── RECORDS TO PROCESS ──

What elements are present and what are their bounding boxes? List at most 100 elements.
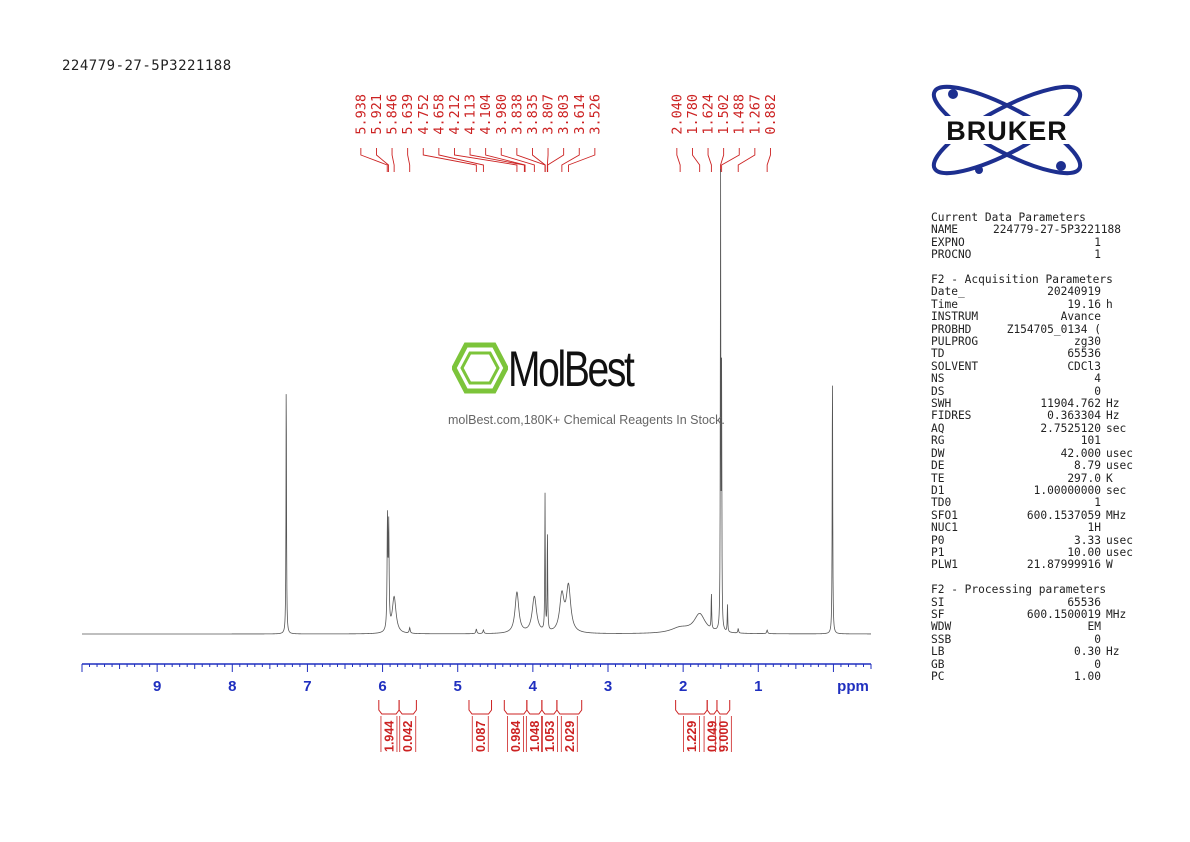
param-row: GB 0: [931, 657, 1141, 671]
param-value: zg30: [1074, 335, 1101, 349]
peak-connector: [532, 148, 546, 172]
param-row: TD 65536: [931, 348, 1141, 361]
param-key: D1: [931, 483, 945, 497]
param-row: INSTRUM Avance: [931, 310, 1141, 324]
peak-label: 4.752: [416, 94, 432, 135]
peak-label: 0.882: [763, 94, 779, 135]
peak-connector: [376, 148, 389, 172]
param-unit: MHz: [1106, 607, 1127, 621]
param-value: 10.00: [1067, 545, 1101, 559]
bruker-logo-text: BRUKER: [946, 116, 1068, 146]
peak-connector: [561, 148, 580, 172]
param-row: TD0 1: [931, 496, 1141, 509]
peak-label: 5.846: [385, 94, 401, 135]
param-unit: usec: [1106, 545, 1133, 559]
param-row: AQ 2.7525120 sec: [931, 421, 1141, 435]
param-unit: [1101, 311, 1106, 323]
param-value: 0: [1094, 384, 1101, 398]
peak-connector: [691, 148, 701, 172]
param-row: PC 1.00: [931, 670, 1141, 683]
param-value: 19.16: [1067, 297, 1101, 311]
peak-label: 4.212: [447, 94, 463, 135]
peak-connector: [438, 148, 484, 172]
integral-value: 1.053: [543, 721, 557, 752]
param-value: 600.1537059: [1026, 508, 1101, 522]
param-key: NS: [931, 372, 945, 386]
peak-connector: [407, 148, 411, 172]
spectrum-trace: [82, 169, 871, 635]
param-row: NAME 224779-27-5P3221188: [931, 223, 1141, 236]
param-unit: [1101, 659, 1106, 671]
param-key: LB: [931, 645, 945, 659]
param-row: SFO1 600.1537059 MHz: [931, 508, 1141, 522]
peak-connector: [568, 148, 596, 172]
integral-value: 0.984: [509, 721, 523, 752]
param-row: SF 600.1500019 MHz: [931, 607, 1141, 621]
integral-bracket: [468, 700, 493, 715]
param-row: Time 19.16 h: [931, 297, 1141, 311]
param-unit: K: [1106, 471, 1113, 485]
param-unit: Hz: [1106, 645, 1120, 659]
param-value: 2.7525120: [1040, 421, 1101, 435]
param-value: 3.33: [1074, 533, 1101, 547]
benzene-logo-icon: [452, 342, 508, 394]
param-unit: [1101, 621, 1106, 633]
integral-value: 1.944: [383, 721, 397, 752]
integral-value: 0.087: [474, 721, 488, 752]
param-value: 0: [1094, 657, 1101, 671]
param-unit: [1101, 522, 1106, 534]
peak-connector: [516, 148, 546, 172]
molbest-brand: MolBest: [508, 341, 635, 397]
integral-value: 9.000: [717, 721, 731, 752]
param-unit: sec: [1106, 421, 1127, 435]
param-key: PULPROG: [931, 335, 979, 349]
integral-bracket: [706, 700, 718, 715]
peak-label: 3.614: [572, 94, 588, 135]
axis-tick-label: 1: [754, 678, 762, 695]
param-value: 297.0: [1067, 471, 1101, 485]
param-key: PC: [931, 670, 945, 683]
param-row: PULPROG zg30: [931, 335, 1141, 349]
peak-connector: [485, 148, 526, 172]
param-unit: [1101, 361, 1106, 373]
param-unit: usec: [1106, 446, 1133, 460]
param-value: Avance: [1060, 310, 1101, 324]
param-value: 1.00: [1074, 670, 1101, 683]
peak-connector: [422, 148, 477, 172]
param-value: 101: [1080, 434, 1101, 448]
axis-tick-label: 7: [303, 678, 311, 695]
param-value: 1H: [1087, 521, 1101, 535]
integral-value: 1.229: [685, 721, 699, 752]
peak-label: 3.807: [541, 94, 557, 135]
param-key: PLW1: [931, 558, 958, 572]
axis-tick-label: 3: [604, 678, 612, 695]
param-unit: [1101, 348, 1106, 360]
param-unit: MHz: [1106, 508, 1127, 522]
param-value: 20240919: [1047, 285, 1101, 299]
param-key: PROCNO: [931, 248, 972, 262]
param-key: SWH: [931, 397, 952, 411]
param-key: Date_: [931, 285, 965, 299]
peak-label: 1.488: [732, 94, 748, 135]
integral-value: 0.049: [706, 721, 720, 752]
param-row: DS 0: [931, 384, 1141, 398]
axis-tick-label: 6: [378, 678, 386, 695]
param-unit: [1101, 286, 1106, 298]
param-key: SOLVENT: [931, 359, 979, 373]
param-key: SF: [931, 607, 945, 621]
param-key: PROBHD: [931, 322, 972, 336]
peak-label: 4.113: [463, 94, 479, 135]
param-key: SI: [931, 595, 945, 609]
param-value: EM: [1087, 620, 1101, 634]
axis-label: ppm: [837, 678, 869, 695]
param-unit: [1101, 237, 1106, 249]
peak-label: 3.838: [509, 94, 525, 135]
param-row: PROCNO 1: [931, 248, 1141, 262]
peak-connector: [766, 148, 771, 172]
integral-layer: 1.944 0.042 0.087 0.984 1.048 1.053 2.029 1.229…: [378, 700, 732, 752]
param-row: LB 0.30 Hz: [931, 645, 1141, 659]
peak-label: 3.835: [525, 94, 541, 135]
param-key: TE: [931, 471, 945, 485]
integral-bracket: [378, 700, 400, 715]
peak-label: 4.658: [431, 94, 447, 135]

───

§ **TASK**
Locate every line in the records above that contains the string "usec" and copy each of those lines.

§ **FINAL RESULT**
param-unit: usec: [1106, 545, 1133, 559]
param-unit: usec: [1106, 446, 1133, 460]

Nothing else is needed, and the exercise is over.